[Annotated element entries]
** begin **
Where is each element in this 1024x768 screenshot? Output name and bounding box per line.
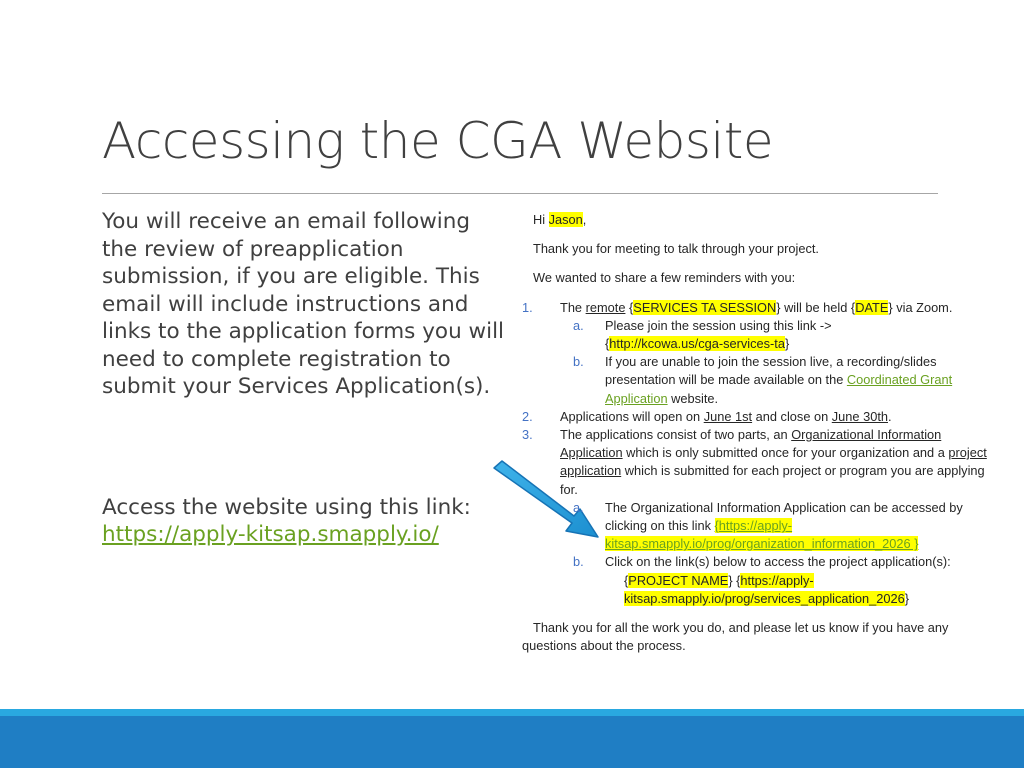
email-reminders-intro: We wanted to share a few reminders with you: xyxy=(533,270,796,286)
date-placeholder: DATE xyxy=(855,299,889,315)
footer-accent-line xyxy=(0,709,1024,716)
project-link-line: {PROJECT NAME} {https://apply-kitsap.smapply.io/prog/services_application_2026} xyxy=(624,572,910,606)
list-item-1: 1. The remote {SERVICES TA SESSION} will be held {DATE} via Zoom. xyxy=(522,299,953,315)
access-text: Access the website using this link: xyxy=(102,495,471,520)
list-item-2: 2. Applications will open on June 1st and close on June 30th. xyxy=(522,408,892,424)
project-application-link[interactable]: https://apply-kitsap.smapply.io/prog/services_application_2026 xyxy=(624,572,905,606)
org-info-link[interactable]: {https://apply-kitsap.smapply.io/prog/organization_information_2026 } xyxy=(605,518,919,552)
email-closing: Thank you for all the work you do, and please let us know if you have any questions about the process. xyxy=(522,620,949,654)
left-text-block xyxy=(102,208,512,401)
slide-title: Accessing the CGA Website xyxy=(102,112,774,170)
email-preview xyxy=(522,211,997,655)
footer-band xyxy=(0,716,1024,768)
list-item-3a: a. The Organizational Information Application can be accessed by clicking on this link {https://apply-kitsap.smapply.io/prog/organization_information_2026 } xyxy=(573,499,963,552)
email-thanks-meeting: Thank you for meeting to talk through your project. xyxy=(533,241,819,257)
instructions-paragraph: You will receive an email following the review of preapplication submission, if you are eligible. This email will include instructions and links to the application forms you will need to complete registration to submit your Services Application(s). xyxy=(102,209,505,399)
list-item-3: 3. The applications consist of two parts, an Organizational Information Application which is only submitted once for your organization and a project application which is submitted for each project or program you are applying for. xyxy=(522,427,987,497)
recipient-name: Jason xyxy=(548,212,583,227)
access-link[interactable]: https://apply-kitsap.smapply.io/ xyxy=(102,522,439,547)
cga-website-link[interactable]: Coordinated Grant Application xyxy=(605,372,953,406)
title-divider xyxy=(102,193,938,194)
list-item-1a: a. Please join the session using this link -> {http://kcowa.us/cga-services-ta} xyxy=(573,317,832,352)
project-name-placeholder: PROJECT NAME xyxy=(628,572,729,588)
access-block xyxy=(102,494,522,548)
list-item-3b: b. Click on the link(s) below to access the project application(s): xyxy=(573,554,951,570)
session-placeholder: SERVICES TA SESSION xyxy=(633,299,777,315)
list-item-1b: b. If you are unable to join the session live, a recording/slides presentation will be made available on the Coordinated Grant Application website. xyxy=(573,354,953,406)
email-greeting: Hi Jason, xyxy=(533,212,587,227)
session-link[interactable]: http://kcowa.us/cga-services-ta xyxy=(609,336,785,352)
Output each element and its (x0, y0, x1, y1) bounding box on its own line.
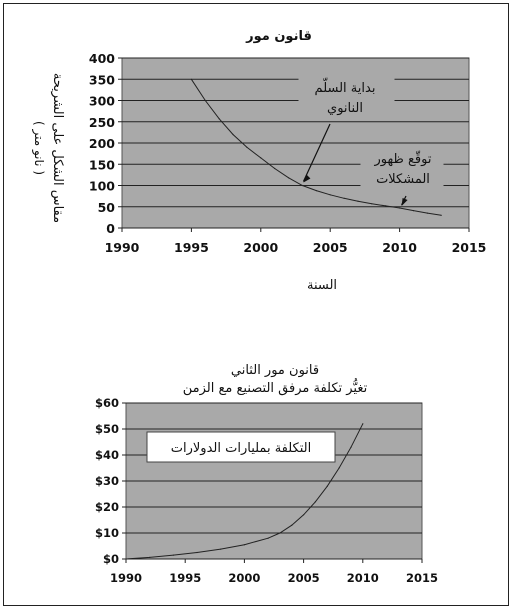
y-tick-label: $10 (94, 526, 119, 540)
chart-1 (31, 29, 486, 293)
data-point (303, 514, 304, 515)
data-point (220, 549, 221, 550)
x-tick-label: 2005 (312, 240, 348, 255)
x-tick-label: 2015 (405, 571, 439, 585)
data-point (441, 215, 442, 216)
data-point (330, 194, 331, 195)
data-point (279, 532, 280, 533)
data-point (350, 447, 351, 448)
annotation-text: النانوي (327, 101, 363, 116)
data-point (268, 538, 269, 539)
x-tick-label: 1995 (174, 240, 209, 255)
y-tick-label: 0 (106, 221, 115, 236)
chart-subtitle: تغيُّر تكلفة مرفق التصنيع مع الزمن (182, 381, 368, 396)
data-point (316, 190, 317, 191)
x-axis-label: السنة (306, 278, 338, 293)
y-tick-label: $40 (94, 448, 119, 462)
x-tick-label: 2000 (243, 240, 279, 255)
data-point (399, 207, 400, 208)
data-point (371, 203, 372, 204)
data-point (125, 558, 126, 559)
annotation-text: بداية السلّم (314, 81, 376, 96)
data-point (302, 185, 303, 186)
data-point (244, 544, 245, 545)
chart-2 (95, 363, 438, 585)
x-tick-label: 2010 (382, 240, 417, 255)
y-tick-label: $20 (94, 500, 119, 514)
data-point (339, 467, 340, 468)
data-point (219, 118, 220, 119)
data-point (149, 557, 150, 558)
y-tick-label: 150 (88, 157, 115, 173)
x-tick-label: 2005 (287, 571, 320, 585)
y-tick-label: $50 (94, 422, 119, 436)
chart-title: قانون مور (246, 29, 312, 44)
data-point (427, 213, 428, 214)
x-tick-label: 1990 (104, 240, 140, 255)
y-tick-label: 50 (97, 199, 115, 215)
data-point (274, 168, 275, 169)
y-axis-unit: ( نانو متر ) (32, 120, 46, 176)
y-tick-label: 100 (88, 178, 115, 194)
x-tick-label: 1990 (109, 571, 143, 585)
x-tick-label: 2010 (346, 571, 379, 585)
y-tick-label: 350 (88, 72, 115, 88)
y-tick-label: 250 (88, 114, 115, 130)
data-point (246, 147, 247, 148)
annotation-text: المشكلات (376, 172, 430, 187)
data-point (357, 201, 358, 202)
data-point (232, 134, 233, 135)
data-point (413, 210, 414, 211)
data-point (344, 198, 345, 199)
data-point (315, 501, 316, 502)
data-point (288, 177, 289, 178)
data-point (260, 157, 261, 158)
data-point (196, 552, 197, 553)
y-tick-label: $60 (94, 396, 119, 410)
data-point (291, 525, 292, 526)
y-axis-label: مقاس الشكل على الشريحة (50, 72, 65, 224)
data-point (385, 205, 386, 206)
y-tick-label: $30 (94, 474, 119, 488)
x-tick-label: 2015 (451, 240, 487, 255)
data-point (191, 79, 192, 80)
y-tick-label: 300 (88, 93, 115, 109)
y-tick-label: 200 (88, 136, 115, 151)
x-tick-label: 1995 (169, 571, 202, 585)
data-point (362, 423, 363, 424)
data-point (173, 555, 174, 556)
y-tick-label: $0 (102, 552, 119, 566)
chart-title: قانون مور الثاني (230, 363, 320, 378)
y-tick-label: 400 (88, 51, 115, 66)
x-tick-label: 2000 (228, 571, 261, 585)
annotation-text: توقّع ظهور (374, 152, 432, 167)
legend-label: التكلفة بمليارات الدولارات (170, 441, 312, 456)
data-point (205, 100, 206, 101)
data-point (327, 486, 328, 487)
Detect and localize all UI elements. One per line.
** end **
§ Work instructions
Please reproduce, unchanged, the lines from the one containing "y-tick-label: $10 (94, 526, 119, 540)" up to and including the one containing "y-tick-label: 200 (88, 136, 115, 151)".

§ Completed exercise
y-tick-label: $10 (94, 526, 119, 540)
chart-1 (31, 29, 486, 293)
data-point (303, 514, 304, 515)
data-point (220, 549, 221, 550)
x-tick-label: 2005 (312, 240, 348, 255)
x-tick-label: 2015 (405, 571, 439, 585)
data-point (441, 215, 442, 216)
data-point (330, 194, 331, 195)
data-point (279, 532, 280, 533)
data-point (350, 447, 351, 448)
annotation-text: النانوي (327, 101, 363, 116)
data-point (268, 538, 269, 539)
x-tick-label: 1995 (174, 240, 209, 255)
y-tick-label: 0 (106, 221, 115, 236)
chart-subtitle: تغيُّر تكلفة مرفق التصنيع مع الزمن (182, 381, 368, 396)
data-point (316, 190, 317, 191)
x-axis-label: السنة (306, 278, 338, 293)
y-tick-label: $40 (94, 448, 119, 462)
x-tick-label: 2000 (243, 240, 279, 255)
data-point (399, 207, 400, 208)
data-point (371, 203, 372, 204)
data-point (125, 558, 126, 559)
annotation-text: بداية السلّم (314, 81, 376, 96)
data-point (302, 185, 303, 186)
data-point (244, 544, 245, 545)
chart-2 (95, 363, 438, 585)
x-tick-label: 2010 (382, 240, 417, 255)
y-tick-label: $20 (94, 500, 119, 514)
data-point (339, 467, 340, 468)
data-point (219, 118, 220, 119)
data-point (149, 557, 150, 558)
y-tick-label: 150 (88, 157, 115, 173)
x-tick-label: 2005 (287, 571, 320, 585)
y-tick-label: $50 (94, 422, 119, 436)
chart-title: قانون مور (246, 29, 312, 44)
data-point (427, 213, 428, 214)
x-tick-label: 1990 (104, 240, 140, 255)
y-tick-label: 50 (97, 199, 115, 215)
data-point (274, 168, 275, 169)
y-axis-unit: ( نانو متر ) (32, 120, 46, 176)
y-tick-label: 100 (88, 178, 115, 194)
x-tick-label: 1990 (109, 571, 143, 585)
x-tick-label: 2010 (346, 571, 379, 585)
y-tick-label: 350 (88, 72, 115, 88)
y-tick-label: 250 (88, 114, 115, 130)
data-point (246, 147, 247, 148)
annotation-text: المشكلات (376, 172, 430, 187)
data-point (357, 201, 358, 202)
data-point (232, 134, 233, 135)
data-point (413, 210, 414, 211)
data-point (344, 198, 345, 199)
data-point (315, 501, 316, 502)
data-point (288, 177, 289, 178)
data-point (260, 157, 261, 158)
data-point (196, 552, 197, 553)
y-tick-label: $60 (94, 396, 119, 410)
data-point (291, 525, 292, 526)
y-axis-label: مقاس الشكل على الشريحة (50, 72, 65, 224)
data-point (385, 205, 386, 206)
y-tick-label: $30 (94, 474, 119, 488)
x-tick-label: 2015 (451, 240, 487, 255)
data-point (191, 79, 192, 80)
y-tick-label: 300 (88, 93, 115, 109)
y-tick-label: 200 (88, 136, 115, 151)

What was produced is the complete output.